[Lines of data]
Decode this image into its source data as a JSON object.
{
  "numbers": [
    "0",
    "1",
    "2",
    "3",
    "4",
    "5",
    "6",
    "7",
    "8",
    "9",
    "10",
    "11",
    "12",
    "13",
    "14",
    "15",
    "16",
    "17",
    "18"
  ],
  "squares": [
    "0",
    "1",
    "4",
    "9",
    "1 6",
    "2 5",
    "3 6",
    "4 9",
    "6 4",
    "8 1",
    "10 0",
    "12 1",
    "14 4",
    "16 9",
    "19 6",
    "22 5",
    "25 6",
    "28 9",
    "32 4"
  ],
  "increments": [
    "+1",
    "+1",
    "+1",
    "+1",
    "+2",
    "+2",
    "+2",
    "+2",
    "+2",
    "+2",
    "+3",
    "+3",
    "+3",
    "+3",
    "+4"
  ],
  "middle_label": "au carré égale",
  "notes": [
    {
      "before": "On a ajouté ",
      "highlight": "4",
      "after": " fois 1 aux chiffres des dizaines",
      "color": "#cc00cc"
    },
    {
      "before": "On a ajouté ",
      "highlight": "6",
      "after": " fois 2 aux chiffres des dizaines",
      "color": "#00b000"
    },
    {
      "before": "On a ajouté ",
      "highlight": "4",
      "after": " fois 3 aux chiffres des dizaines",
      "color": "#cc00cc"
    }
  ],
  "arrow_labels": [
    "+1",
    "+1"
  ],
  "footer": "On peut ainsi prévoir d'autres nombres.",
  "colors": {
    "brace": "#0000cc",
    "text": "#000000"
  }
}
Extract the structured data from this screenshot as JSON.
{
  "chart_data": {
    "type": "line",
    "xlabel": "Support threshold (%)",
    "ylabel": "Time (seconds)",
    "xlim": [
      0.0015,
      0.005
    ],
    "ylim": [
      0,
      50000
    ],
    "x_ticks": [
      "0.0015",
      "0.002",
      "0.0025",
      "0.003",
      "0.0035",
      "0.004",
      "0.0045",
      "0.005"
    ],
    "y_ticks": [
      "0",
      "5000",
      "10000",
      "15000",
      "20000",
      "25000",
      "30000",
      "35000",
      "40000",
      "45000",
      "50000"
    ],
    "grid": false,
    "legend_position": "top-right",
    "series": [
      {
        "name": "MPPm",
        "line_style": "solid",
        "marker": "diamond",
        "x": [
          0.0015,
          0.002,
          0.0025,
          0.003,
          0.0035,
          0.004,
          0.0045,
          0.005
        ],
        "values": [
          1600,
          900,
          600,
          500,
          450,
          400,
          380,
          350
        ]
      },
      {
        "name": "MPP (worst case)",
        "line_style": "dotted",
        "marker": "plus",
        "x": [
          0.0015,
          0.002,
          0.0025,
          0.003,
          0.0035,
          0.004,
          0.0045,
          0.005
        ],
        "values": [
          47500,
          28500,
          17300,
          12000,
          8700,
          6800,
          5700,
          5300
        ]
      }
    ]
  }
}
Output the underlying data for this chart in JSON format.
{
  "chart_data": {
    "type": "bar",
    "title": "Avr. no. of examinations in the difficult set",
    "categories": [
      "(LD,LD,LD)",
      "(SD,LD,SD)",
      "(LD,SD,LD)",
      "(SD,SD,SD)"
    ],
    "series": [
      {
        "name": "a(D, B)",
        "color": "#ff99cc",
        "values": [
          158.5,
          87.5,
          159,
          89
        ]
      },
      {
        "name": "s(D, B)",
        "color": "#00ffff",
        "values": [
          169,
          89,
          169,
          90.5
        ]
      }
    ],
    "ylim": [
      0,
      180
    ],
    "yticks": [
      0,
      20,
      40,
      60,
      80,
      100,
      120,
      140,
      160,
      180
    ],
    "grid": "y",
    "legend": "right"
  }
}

### Requirement
Exactly as they are written, print the entries again.

### Correct response
Decode this image into its source data as a JSON object.
{
  "numbers": [
    "0",
    "1",
    "2",
    "3",
    "4",
    "5",
    "6",
    "7",
    "8",
    "9",
    "10",
    "11",
    "12",
    "13",
    "14",
    "15",
    "16",
    "17",
    "18"
  ],
  "squares": [
    "0",
    "1",
    "4",
    "9",
    "1 6",
    "2 5",
    "3 6",
    "4 9",
    "6 4",
    "8 1",
    "10 0",
    "12 1",
    "14 4",
    "16 9",
    "19 6",
    "22 5",
    "25 6",
    "28 9",
    "32 4"
  ],
  "increments": [
    "+1",
    "+1",
    "+1",
    "+1",
    "+2",
    "+2",
    "+2",
    "+2",
    "+2",
    "+2",
    "+3",
    "+3",
    "+3",
    "+3",
    "+4"
  ],
  "middle_label": "au carré égale",
  "notes": [
    {
      "before": "On a ajouté ",
      "highlight": "4",
      "after": " fois 1 aux chiffres des dizaines",
      "color": "#cc00cc"
    },
    {
      "before": "On a ajouté ",
      "highlight": "6",
      "after": " fois 2 aux chiffres des dizaines",
      "color": "#00b000"
    },
    {
      "before": "On a ajouté ",
      "highlight": "4",
      "after": " fois 3 aux chiffres des dizaines",
      "color": "#cc00cc"
    }
  ],
  "arrow_labels": [
    "+1",
    "+1"
  ],
  "footer": "On peut ainsi prévoir d'autres nombres.",
  "colors": {
    "brace": "#0000cc",
    "text": "#000000"
  }
}
Extract the structured data from this screenshot as JSON.
{
  "chart_data": {
    "type": "line",
    "xlabel": "Support threshold (%)",
    "ylabel": "Time (seconds)",
    "xlim": [
      0.0015,
      0.005
    ],
    "ylim": [
      0,
      50000
    ],
    "x_ticks": [
      "0.0015",
      "0.002",
      "0.0025",
      "0.003",
      "0.0035",
      "0.004",
      "0.0045",
      "0.005"
    ],
    "y_ticks": [
      "0",
      "5000",
      "10000",
      "15000",
      "20000",
      "25000",
      "30000",
      "35000",
      "40000",
      "45000",
      "50000"
    ],
    "grid": false,
    "legend_position": "top-right",
    "series": [
      {
        "name": "MPPm",
        "line_style": "solid",
        "marker": "diamond",
        "x": [
          0.0015,
          0.002,
          0.0025,
          0.003,
          0.0035,
          0.004,
          0.0045,
          0.005
        ],
        "values": [
          1600,
          900,
          600,
          500,
          450,
          400,
          380,
          350
        ]
      },
      {
        "name": "MPP (worst case)",
        "line_style": "dotted",
        "marker": "plus",
        "x": [
          0.0015,
          0.002,
          0.0025,
          0.003,
          0.0035,
          0.004,
          0.0045,
          0.005
        ],
        "values": [
          47500,
          28500,
          17300,
          12000,
          8700,
          6800,
          5700,
          5300
        ]
      }
    ]
  }
}
Output the underlying data for this chart in JSON format.
{
  "chart_data": {
    "type": "bar",
    "title": "Avr. no. of examinations in the difficult set",
    "categories": [
      "(LD,LD,LD)",
      "(SD,LD,SD)",
      "(LD,SD,LD)",
      "(SD,SD,SD)"
    ],
    "series": [
      {
        "name": "a(D, B)",
        "color": "#ff99cc",
        "values": [
          158.5,
          87.5,
          159,
          89
        ]
      },
      {
        "name": "s(D, B)",
        "color": "#00ffff",
        "values": [
          169,
          89,
          169,
          90.5
        ]
      }
    ],
    "ylim": [
      0,
      180
    ],
    "yticks": [
      0,
      20,
      40,
      60,
      80,
      100,
      120,
      140,
      160,
      180
    ],
    "grid": "y",
    "legend": "right"
  }
}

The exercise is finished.